◆ 所示正文 ◆
出自:https://www.brendangregg.com/perf.html
简介
perf是linux c不可缺少的性能分析工具
它是使用方法可以用一本几百页的书本来描述
对于使用者来说,如果有现成的常用命令,可以更便利的利用perf提供的功能
并在对这些常用命令的使用过程中,慢慢深入了解perf的机制和Linux的性能几何
基本命令介绍
-
perf
perf命令支持以下的选项
一般来说常用的:
- list:列出可检测的事件
- record:收集事件的数据
- stat:打印进程的性能数据
- report:报告性能的数据
# perf usage: perf [--version] [--help] [OPTIONS] COMMAND [ARGS] The most commonly used perf commands are: annotate Read perf.data (created by perf record) and display annotated code archive Create archive with object files with build-ids found in perf.data file bench General framework for benchmark suites buildid-cache Manage build-id cache. buildid-list List the buildids in a perf.data file config Get and set variables in a configuration file. data Data file related processing diff Read perf.data files and display the differential profile evlist List the event names in a perf.data file inject Filter to augment the events stream with additional information kmem Tool to trace/measure kernel memory properties kvm Tool to trace/measure kvm guest os list List all symbolic event types lock Analyze lock events mem Profile memory accesses record Run a command and record its profile into perf.data report Read perf.data (created by perf record) and display the profile sched Tool to trace/measure scheduler properties (latencies) script Read perf.data (created by perf record) and display trace output stat Run a command and gather performance counter statistics test Runs sanity tests. timechart Tool to visualize total system behavior during a workload top System profiling tool. probe Define new dynamic tracepoints trace strace inspired tool See 'perf help COMMAND' for more information on a specific command.

[版面元素标注]
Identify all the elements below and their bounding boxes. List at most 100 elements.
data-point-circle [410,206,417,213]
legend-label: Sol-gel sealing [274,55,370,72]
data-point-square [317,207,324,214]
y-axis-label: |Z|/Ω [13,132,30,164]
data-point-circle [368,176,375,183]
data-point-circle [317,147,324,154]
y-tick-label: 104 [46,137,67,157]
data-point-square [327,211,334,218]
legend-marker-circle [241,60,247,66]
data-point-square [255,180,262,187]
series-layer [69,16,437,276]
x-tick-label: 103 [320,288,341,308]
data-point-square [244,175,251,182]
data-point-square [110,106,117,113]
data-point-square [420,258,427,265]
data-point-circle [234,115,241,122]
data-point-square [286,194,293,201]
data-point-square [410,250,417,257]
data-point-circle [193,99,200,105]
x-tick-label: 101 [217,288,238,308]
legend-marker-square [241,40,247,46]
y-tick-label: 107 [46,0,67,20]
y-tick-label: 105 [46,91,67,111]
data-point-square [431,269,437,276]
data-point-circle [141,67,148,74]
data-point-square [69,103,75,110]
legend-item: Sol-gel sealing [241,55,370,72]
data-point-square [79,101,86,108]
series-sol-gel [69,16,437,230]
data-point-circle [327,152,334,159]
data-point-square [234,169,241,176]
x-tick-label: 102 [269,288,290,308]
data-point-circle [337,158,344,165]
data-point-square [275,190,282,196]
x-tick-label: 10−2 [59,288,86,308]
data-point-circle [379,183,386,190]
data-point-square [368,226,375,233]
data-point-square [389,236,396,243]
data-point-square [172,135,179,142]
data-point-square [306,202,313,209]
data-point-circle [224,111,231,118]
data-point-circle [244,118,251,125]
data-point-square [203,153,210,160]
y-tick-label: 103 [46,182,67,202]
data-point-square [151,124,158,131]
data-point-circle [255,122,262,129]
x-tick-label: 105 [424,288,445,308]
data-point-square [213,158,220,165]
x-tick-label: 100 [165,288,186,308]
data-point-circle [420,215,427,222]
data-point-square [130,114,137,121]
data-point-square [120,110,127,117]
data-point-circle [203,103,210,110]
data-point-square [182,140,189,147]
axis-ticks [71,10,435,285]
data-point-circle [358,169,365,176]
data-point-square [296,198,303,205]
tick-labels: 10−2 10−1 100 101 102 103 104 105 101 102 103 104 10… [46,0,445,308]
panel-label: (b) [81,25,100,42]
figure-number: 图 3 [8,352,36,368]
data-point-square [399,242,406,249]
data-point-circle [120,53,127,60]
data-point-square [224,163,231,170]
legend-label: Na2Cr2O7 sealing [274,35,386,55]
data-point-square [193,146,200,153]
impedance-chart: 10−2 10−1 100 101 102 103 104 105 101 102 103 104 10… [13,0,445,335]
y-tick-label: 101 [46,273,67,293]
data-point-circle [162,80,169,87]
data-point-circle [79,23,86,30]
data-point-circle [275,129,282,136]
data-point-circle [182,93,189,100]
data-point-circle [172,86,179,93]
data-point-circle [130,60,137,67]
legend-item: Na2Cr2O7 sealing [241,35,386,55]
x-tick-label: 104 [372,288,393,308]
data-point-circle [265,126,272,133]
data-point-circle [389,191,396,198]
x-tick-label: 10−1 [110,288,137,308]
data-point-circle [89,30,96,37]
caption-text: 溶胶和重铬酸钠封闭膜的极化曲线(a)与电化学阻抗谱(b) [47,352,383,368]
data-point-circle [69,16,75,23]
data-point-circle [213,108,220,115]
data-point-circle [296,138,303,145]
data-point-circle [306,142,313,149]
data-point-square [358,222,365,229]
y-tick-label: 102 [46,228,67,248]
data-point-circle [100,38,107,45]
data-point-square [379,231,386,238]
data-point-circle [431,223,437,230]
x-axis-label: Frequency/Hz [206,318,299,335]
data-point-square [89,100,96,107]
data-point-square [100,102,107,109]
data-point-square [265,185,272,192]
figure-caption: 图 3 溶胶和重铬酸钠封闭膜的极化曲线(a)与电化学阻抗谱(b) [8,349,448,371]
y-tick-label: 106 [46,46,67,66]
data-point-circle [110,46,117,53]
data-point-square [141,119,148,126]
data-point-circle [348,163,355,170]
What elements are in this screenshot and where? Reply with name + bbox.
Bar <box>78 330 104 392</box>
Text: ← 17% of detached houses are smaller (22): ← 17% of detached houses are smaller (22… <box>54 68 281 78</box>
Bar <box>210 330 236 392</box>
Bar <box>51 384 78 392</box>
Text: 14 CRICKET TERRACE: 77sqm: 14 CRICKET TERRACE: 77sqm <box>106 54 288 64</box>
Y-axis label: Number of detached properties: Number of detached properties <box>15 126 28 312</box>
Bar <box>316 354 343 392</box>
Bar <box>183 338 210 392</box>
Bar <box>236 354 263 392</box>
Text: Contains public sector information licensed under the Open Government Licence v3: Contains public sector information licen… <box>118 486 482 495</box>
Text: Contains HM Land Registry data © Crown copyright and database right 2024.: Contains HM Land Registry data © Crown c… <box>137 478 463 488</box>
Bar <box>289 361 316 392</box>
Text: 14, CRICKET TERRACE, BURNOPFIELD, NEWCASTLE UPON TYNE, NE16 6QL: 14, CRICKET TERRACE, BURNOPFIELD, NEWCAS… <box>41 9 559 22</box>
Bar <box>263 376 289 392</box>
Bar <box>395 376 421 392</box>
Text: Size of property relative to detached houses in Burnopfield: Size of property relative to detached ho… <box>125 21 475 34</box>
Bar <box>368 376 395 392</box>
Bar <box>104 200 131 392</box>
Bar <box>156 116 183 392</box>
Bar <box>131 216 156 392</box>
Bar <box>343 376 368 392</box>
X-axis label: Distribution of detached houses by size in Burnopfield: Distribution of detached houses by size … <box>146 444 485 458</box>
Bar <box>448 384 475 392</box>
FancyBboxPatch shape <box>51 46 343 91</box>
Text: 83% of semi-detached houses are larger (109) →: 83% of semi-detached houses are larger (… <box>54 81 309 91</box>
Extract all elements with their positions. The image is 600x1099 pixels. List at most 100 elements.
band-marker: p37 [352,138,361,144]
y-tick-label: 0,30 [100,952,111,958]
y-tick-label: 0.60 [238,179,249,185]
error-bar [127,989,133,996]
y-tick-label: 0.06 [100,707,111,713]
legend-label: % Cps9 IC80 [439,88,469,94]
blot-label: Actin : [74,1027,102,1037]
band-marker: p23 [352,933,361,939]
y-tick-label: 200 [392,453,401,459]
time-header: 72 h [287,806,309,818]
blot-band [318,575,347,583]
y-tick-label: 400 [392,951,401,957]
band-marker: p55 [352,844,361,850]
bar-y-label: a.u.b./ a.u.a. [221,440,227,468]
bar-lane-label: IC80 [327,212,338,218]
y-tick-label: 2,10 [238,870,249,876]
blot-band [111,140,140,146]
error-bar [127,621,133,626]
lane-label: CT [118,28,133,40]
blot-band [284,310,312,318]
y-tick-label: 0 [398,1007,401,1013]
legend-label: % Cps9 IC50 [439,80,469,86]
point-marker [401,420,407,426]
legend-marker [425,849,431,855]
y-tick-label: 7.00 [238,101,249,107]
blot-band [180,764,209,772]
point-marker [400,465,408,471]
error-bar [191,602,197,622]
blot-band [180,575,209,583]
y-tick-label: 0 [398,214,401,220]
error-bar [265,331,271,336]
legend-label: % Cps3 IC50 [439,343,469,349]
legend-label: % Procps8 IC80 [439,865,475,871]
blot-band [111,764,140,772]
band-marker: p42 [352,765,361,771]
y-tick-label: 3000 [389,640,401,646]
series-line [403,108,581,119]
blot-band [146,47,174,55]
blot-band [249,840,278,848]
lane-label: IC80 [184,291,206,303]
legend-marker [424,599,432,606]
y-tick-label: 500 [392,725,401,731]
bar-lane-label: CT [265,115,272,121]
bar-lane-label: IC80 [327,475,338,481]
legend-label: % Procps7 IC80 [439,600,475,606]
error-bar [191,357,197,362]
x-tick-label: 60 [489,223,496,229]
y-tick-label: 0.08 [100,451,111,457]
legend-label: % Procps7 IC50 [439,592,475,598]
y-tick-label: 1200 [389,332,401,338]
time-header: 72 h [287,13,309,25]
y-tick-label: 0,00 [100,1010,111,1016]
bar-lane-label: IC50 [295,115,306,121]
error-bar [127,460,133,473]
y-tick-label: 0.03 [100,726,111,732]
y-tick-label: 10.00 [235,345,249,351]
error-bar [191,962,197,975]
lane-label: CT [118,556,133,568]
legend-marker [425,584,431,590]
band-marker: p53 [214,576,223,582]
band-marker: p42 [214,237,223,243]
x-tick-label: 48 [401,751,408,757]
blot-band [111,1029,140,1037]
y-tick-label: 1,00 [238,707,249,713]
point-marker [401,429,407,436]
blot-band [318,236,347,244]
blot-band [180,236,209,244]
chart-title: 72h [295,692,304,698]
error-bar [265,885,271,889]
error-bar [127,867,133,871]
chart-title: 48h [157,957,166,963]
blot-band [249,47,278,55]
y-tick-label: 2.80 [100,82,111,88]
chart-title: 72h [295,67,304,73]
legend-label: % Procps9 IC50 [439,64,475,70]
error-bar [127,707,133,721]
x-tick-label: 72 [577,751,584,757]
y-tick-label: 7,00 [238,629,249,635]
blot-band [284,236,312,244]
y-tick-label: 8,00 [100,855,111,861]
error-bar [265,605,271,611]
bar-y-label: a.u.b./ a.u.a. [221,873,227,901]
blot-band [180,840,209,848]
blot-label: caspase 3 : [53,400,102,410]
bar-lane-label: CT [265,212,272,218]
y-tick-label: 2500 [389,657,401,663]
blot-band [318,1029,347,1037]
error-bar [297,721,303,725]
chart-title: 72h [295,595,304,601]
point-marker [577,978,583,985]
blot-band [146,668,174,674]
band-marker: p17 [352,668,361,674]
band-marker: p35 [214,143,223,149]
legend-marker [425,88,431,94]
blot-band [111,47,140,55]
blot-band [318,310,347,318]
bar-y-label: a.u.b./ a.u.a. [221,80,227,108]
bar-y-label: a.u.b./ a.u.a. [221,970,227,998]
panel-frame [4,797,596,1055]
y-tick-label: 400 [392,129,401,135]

◆ 任务目标 ◆
按照正文的列举，perf 的 record 命令用于做什么？ 上述各行属于独立的材料。

◆ 输出如下 ◆
收集事件的数据。